---------- PROVIDED DATA ----------

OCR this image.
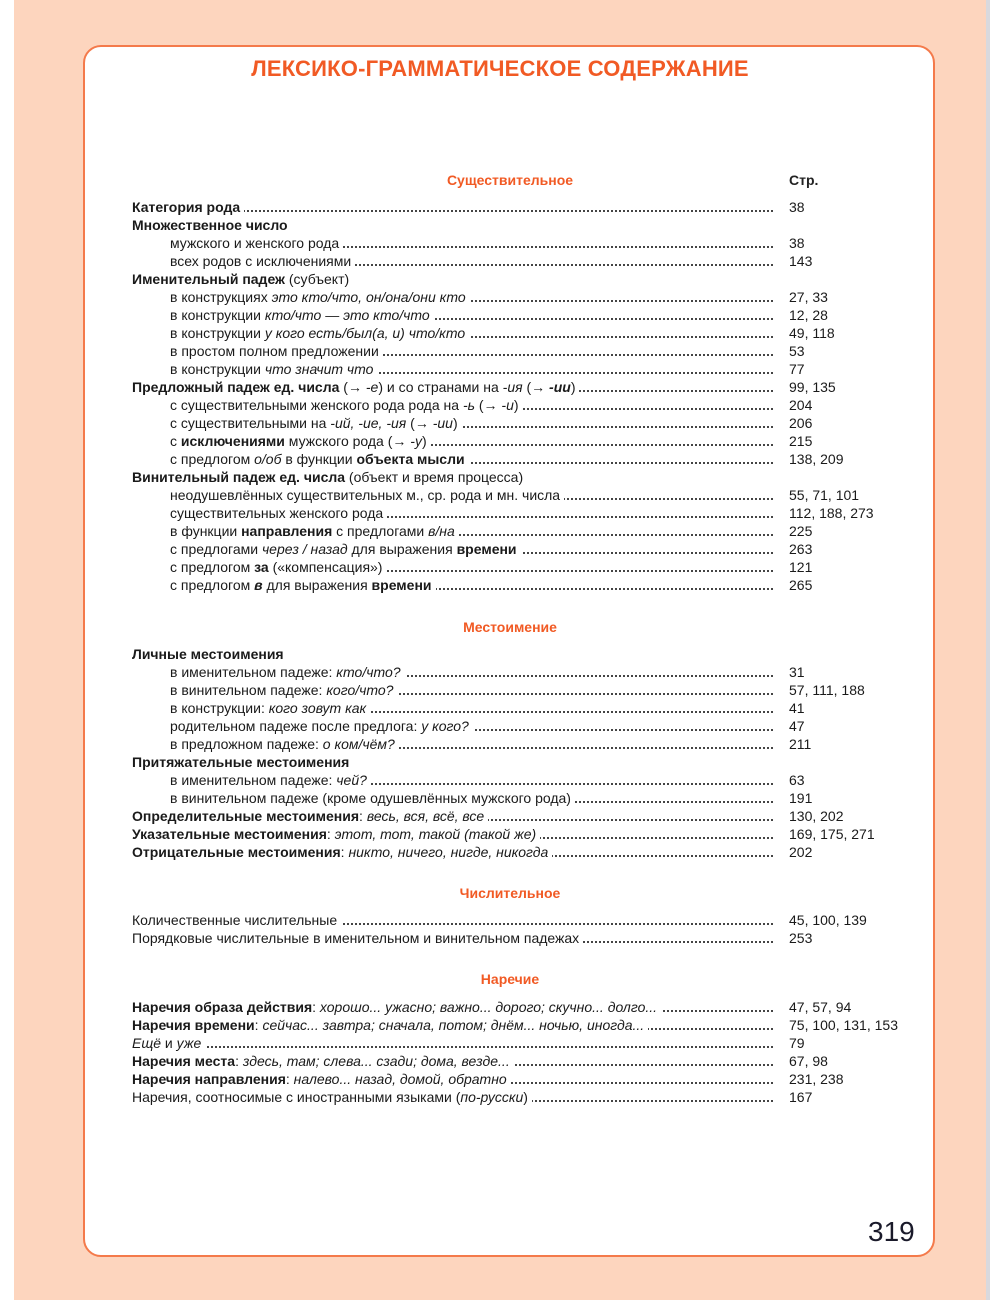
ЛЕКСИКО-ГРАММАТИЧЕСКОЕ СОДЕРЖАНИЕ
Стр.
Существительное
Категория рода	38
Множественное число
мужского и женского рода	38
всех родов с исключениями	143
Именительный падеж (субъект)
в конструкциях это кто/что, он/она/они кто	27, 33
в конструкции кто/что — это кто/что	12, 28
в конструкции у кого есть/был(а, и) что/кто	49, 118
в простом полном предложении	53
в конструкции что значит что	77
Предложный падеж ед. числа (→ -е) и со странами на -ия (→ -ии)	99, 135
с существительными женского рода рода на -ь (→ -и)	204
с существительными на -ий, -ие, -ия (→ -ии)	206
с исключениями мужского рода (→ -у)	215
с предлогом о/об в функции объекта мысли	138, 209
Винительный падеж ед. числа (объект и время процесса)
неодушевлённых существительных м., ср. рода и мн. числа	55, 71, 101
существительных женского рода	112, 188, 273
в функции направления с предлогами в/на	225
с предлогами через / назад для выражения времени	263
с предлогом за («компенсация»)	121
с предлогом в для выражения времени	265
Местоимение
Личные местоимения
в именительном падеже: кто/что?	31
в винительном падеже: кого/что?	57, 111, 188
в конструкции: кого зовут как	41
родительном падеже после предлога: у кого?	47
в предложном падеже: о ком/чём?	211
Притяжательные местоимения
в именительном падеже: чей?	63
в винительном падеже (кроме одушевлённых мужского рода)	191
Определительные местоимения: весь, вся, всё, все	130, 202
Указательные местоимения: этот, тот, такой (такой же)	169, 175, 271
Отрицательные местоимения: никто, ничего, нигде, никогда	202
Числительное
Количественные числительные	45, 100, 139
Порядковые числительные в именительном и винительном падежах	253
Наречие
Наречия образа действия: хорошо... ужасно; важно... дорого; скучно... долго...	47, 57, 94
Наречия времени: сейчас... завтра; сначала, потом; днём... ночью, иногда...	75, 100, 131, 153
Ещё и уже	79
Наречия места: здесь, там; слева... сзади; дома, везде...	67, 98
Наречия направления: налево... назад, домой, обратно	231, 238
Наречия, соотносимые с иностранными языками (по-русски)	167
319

----------

Write out every line above exactly as it is, leaving out the pictures.

OCR this image.
ЛЕКСИКО-ГРАММАТИЧЕСКОЕ СОДЕРЖАНИЕ
Стр.
Существительное
Категория рода	38
Множественное число
мужского и женского рода	38
всех родов с исключениями	143
Именительный падеж (субъект)
в конструкциях это кто/что, он/она/они кто	27, 33
в конструкции кто/что — это кто/что	12, 28
в конструкции у кого есть/был(а, и) что/кто	49, 118
в простом полном предложении	53
в конструкции что значит что	77
Предложный падеж ед. числа (→ -е) и со странами на -ия (→ -ии)	99, 135
с существительными женского рода рода на -ь (→ -и)	204
с существительными на -ий, -ие, -ия (→ -ии)	206
с исключениями мужского рода (→ -у)	215
с предлогом о/об в функции объекта мысли	138, 209
Винительный падеж ед. числа (объект и время процесса)
неодушевлённых существительных м., ср. рода и мн. числа	55, 71, 101
существительных женского рода	112, 188, 273
в функции направления с предлогами в/на	225
с предлогами через / назад для выражения времени	263
с предлогом за («компенсация»)	121
с предлогом в для выражения времени	265
Местоимение
Личные местоимения
в именительном падеже: кто/что?	31
в винительном падеже: кого/что?	57, 111, 188
в конструкции: кого зовут как	41
родительном падеже после предлога: у кого?	47
в предложном падеже: о ком/чём?	211
Притяжательные местоимения
в именительном падеже: чей?	63
в винительном падеже (кроме одушевлённых мужского рода)	191
Определительные местоимения: весь, вся, всё, все	130, 202
Указательные местоимения: этот, тот, такой (такой же)	169, 175, 271
Отрицательные местоимения: никто, ничего, нигде, никогда	202
Числительное
Количественные числительные	45, 100, 139
Порядковые числительные в именительном и винительном падежах	253
Наречие
Наречия образа действия: хорошо... ужасно; важно... дорого; скучно... долго...	47, 57, 94
Наречия времени: сейчас... завтра; сначала, потом; днём... ночью, иногда...	75, 100, 131, 153
Ещё и уже	79
Наречия места: здесь, там; слева... сзади; дома, везде...	67, 98
Наречия направления: налево... назад, домой, обратно	231, 238
Наречия, соотносимые с иностранными языками (по-русски)	167
319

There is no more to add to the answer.